• Task instructions:
Every entry should be repeated exactly. Omit the pictures.

-- START Data to process --

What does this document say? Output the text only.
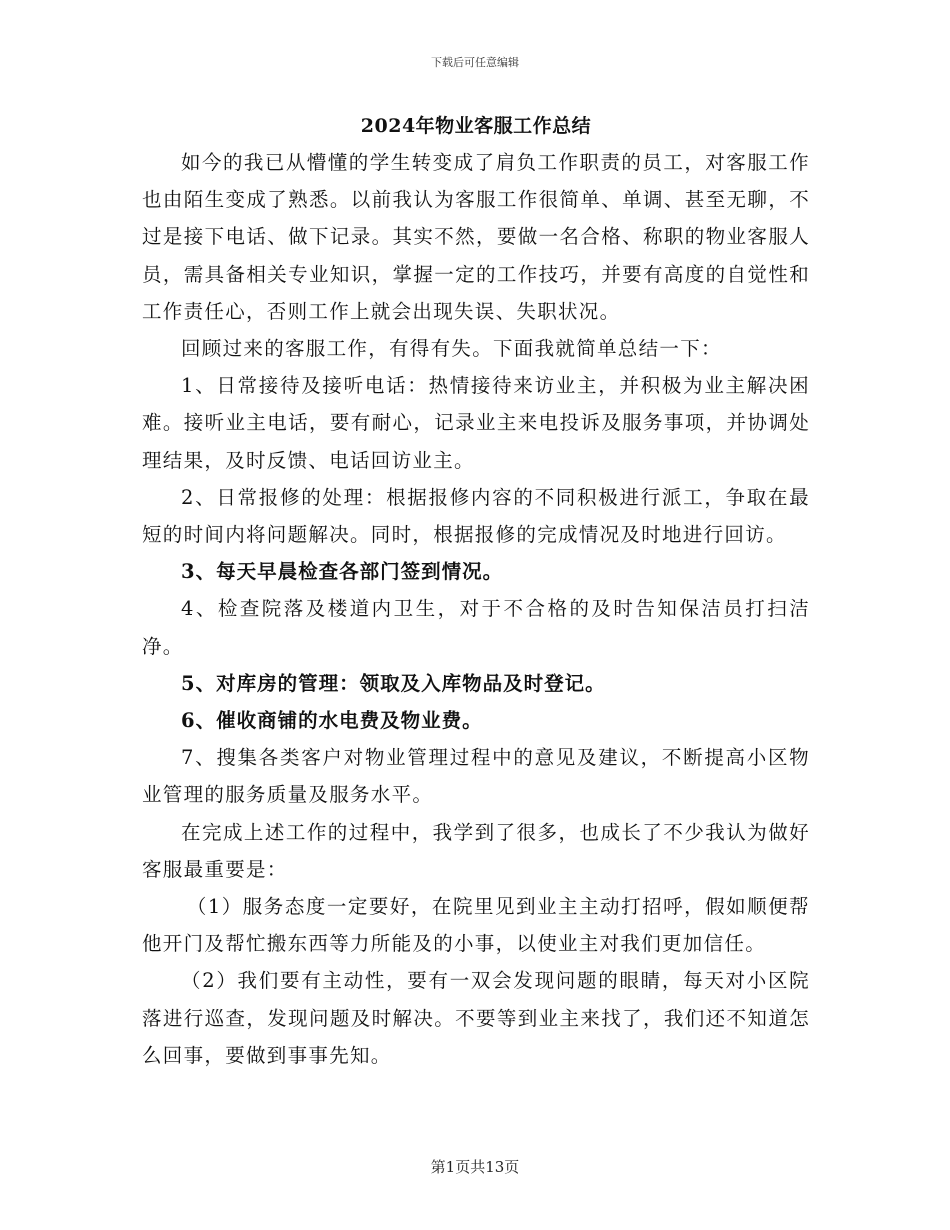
下载后可任意编辑
2024年物业客服工作总结

如今的我已从懵懂的学生转变成了肩负工作职责的员工，对客服工作也由陌生变成了熟悉。以前我认为客服工作很简单、单调、甚至无聊，不过是接下电话、做下记录。其实不然，要做一名合格、称职的物业客服人员，需具备相关专业知识，掌握一定的工作技巧，并要有高度的自觉性和工作责任心，否则工作上就会出现失误、失职状况。

回顾过来的客服工作，有得有失。下面我就简单总结一下：

1、日常接待及接听电话：热情接待来访业主，并积极为业主解决困难。接听业主电话，要有耐心，记录业主来电投诉及服务事项，并协调处理结果，及时反馈、电话回访业主。

2、日常报修的处理：根据报修内容的不同积极进行派工，争取在最短的时间内将问题解决。同时，根据报修的完成情况及时地进行回访。

3、每天早晨检查各部门签到情况。

4、检查院落及楼道内卫生，对于不合格的及时告知保洁员打扫洁净。

5、对库房的管理：领取及入库物品及时登记。

6、催收商铺的水电费及物业费。

7、搜集各类客户对物业管理过程中的意见及建议，不断提高小区物业管理的服务质量及服务水平。

在完成上述工作的过程中，我学到了很多，也成长了不少我认为做好客服最重要是：

（1）服务态度一定要好，在院里见到业主主动打招呼，假如顺便帮他开门及帮忙搬东西等力所能及的小事，以使业主对我们更加信任。

（2）我们要有主动性，要有一双会发现问题的眼睛，每天对小区院落进行巡查，发现问题及时解决。不要等到业主来找了，我们还不知道怎么回事，要做到事事先知。

第1页共13页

-- END Data to process --

• Full answer:
What does this document say? Output the text only.
下载后可任意编辑
2024年物业客服工作总结

如今的我已从懵懂的学生转变成了肩负工作职责的员工，对客服工作也由陌生变成了熟悉。以前我认为客服工作很简单、单调、甚至无聊，不过是接下电话、做下记录。其实不然，要做一名合格、称职的物业客服人员，需具备相关专业知识，掌握一定的工作技巧，并要有高度的自觉性和工作责任心，否则工作上就会出现失误、失职状况。

回顾过来的客服工作，有得有失。下面我就简单总结一下：

1、日常接待及接听电话：热情接待来访业主，并积极为业主解决困难。接听业主电话，要有耐心，记录业主来电投诉及服务事项，并协调处理结果，及时反馈、电话回访业主。

2、日常报修的处理：根据报修内容的不同积极进行派工，争取在最短的时间内将问题解决。同时，根据报修的完成情况及时地进行回访。

3、每天早晨检查各部门签到情况。

4、检查院落及楼道内卫生，对于不合格的及时告知保洁员打扫洁净。

5、对库房的管理：领取及入库物品及时登记。

6、催收商铺的水电费及物业费。

7、搜集各类客户对物业管理过程中的意见及建议，不断提高小区物业管理的服务质量及服务水平。

在完成上述工作的过程中，我学到了很多，也成长了不少我认为做好客服最重要是：

（1）服务态度一定要好，在院里见到业主主动打招呼，假如顺便帮他开门及帮忙搬东西等力所能及的小事，以使业主对我们更加信任。

（2）我们要有主动性，要有一双会发现问题的眼睛，每天对小区院落进行巡查，发现问题及时解决。不要等到业主来找了，我们还不知道怎么回事，要做到事事先知。

第1页共13页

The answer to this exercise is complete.